Do this :: Reproduce the records word for word, from their first line through the line containing "sidebar-item-sales-alerts[interactable]: Sales alerts", and include that line.

[Items from a dataset]

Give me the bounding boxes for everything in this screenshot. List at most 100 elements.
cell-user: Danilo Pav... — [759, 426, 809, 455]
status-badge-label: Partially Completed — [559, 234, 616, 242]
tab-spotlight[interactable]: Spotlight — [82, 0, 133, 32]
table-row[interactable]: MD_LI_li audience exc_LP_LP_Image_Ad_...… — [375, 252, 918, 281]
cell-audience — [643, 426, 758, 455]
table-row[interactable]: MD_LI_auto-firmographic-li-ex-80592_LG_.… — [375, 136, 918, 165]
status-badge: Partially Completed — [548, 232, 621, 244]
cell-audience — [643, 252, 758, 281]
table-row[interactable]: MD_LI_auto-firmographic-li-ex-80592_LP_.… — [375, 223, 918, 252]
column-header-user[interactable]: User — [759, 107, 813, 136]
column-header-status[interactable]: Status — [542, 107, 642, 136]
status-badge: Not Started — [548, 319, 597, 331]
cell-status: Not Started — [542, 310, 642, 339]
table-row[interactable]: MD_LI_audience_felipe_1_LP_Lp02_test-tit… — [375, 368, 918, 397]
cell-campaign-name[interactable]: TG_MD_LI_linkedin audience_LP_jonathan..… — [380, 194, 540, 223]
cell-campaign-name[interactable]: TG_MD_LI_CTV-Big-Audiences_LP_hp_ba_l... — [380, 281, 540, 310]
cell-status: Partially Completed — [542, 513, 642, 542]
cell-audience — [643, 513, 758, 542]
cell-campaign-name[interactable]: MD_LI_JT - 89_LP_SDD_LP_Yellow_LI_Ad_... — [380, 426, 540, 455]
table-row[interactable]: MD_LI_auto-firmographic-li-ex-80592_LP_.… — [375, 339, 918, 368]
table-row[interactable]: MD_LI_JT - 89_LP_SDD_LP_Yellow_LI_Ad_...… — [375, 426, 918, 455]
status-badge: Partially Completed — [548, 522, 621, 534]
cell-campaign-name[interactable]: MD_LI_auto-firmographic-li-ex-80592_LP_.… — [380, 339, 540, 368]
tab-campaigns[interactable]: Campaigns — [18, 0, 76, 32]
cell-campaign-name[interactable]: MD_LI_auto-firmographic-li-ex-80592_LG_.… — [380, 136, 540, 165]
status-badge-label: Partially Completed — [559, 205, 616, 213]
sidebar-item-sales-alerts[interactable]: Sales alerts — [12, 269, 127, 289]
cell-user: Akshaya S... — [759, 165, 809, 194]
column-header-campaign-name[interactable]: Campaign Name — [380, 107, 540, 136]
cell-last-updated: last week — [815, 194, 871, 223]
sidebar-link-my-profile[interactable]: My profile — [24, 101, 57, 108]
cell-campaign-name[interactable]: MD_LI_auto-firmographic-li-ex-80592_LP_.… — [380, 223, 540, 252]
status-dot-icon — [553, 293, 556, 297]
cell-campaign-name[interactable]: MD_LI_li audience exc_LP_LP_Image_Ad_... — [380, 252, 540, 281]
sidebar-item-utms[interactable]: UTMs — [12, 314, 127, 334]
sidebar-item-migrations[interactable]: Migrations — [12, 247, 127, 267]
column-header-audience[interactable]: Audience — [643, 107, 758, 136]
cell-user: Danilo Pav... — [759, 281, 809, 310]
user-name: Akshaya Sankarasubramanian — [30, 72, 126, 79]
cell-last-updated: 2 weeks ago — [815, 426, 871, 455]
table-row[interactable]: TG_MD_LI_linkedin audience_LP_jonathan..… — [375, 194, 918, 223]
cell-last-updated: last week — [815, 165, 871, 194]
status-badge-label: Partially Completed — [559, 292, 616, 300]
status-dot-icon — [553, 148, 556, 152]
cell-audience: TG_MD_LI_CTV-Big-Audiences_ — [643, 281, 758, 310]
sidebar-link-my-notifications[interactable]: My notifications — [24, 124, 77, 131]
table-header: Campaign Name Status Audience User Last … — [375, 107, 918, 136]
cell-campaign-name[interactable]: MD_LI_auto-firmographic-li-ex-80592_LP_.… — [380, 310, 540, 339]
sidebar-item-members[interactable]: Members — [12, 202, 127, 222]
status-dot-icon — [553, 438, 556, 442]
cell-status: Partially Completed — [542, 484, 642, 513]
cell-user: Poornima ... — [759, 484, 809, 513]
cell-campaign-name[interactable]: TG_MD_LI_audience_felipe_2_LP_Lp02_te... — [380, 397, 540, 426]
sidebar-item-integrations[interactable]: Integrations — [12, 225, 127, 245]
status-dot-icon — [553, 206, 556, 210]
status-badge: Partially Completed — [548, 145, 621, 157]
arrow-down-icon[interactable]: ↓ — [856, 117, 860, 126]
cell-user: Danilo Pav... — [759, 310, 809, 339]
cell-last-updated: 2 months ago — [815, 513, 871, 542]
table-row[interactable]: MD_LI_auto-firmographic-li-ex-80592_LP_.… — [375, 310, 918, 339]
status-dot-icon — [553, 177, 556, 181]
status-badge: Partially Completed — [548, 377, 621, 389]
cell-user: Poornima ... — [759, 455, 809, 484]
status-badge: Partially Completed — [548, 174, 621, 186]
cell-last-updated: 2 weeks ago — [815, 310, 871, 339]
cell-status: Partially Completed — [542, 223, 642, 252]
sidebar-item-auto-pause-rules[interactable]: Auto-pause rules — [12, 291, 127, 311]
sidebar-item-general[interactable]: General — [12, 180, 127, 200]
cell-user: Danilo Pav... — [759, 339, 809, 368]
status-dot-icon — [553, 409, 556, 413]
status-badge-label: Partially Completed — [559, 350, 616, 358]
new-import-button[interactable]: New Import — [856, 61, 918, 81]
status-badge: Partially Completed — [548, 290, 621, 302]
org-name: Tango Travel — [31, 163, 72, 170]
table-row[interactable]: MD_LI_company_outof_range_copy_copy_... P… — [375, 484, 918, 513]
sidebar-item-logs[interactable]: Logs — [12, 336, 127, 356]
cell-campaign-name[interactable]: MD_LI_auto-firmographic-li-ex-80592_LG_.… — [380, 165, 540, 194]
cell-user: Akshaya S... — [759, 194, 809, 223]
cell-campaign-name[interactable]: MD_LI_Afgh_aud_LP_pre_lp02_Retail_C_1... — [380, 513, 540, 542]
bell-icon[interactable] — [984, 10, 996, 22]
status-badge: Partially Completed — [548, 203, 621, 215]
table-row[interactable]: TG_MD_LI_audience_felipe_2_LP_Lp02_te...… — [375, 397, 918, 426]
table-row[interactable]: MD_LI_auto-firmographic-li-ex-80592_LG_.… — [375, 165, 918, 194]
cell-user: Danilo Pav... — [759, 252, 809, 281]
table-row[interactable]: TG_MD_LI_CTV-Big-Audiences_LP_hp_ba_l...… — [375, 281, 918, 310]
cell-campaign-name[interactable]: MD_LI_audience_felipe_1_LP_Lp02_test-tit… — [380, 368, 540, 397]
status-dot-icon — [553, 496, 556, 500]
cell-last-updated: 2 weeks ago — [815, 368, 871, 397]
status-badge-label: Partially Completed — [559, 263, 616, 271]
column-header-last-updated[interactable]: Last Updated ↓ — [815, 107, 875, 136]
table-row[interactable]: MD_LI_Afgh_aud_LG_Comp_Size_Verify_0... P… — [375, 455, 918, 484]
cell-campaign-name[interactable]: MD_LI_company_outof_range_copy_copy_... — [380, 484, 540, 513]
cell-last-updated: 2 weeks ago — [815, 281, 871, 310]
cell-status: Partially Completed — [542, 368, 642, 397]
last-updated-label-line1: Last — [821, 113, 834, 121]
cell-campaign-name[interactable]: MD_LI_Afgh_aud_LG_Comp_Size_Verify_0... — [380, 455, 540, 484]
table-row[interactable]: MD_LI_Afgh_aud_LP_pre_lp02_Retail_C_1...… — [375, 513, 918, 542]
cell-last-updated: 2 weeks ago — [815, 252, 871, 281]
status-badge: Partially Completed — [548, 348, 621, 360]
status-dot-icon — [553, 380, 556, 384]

Written response ::
Give me the bounding boxes for everything in this screenshot. List at most 100 elements.
cell-user: Danilo Pav... — [759, 426, 809, 455]
status-badge-label: Partially Completed — [559, 234, 616, 242]
tab-spotlight[interactable]: Spotlight — [82, 0, 133, 32]
table-row[interactable]: MD_LI_li audience exc_LP_LP_Image_Ad_...… — [375, 252, 918, 281]
cell-audience — [643, 426, 758, 455]
table-row[interactable]: MD_LI_auto-firmographic-li-ex-80592_LG_.… — [375, 136, 918, 165]
status-badge: Partially Completed — [548, 232, 621, 244]
cell-audience — [643, 252, 758, 281]
table-row[interactable]: MD_LI_auto-firmographic-li-ex-80592_LP_.… — [375, 223, 918, 252]
column-header-user[interactable]: User — [759, 107, 813, 136]
column-header-status[interactable]: Status — [542, 107, 642, 136]
status-badge: Not Started — [548, 319, 597, 331]
cell-status: Not Started — [542, 310, 642, 339]
table-row[interactable]: MD_LI_audience_felipe_1_LP_Lp02_test-tit… — [375, 368, 918, 397]
cell-campaign-name[interactable]: TG_MD_LI_linkedin audience_LP_jonathan..… — [380, 194, 540, 223]
cell-campaign-name[interactable]: TG_MD_LI_CTV-Big-Audiences_LP_hp_ba_l... — [380, 281, 540, 310]
cell-status: Partially Completed — [542, 513, 642, 542]
cell-audience — [643, 513, 758, 542]
cell-campaign-name[interactable]: MD_LI_JT - 89_LP_SDD_LP_Yellow_LI_Ad_... — [380, 426, 540, 455]
table-row[interactable]: MD_LI_auto-firmographic-li-ex-80592_LP_.… — [375, 339, 918, 368]
table-row[interactable]: MD_LI_JT - 89_LP_SDD_LP_Yellow_LI_Ad_...… — [375, 426, 918, 455]
status-badge: Partially Completed — [548, 522, 621, 534]
cell-campaign-name[interactable]: MD_LI_auto-firmographic-li-ex-80592_LP_.… — [380, 339, 540, 368]
tab-campaigns[interactable]: Campaigns — [18, 0, 76, 32]
cell-campaign-name[interactable]: MD_LI_auto-firmographic-li-ex-80592_LG_.… — [380, 136, 540, 165]
status-badge-label: Partially Completed — [559, 205, 616, 213]
sidebar-item-sales-alerts[interactable]: Sales alerts — [12, 269, 127, 289]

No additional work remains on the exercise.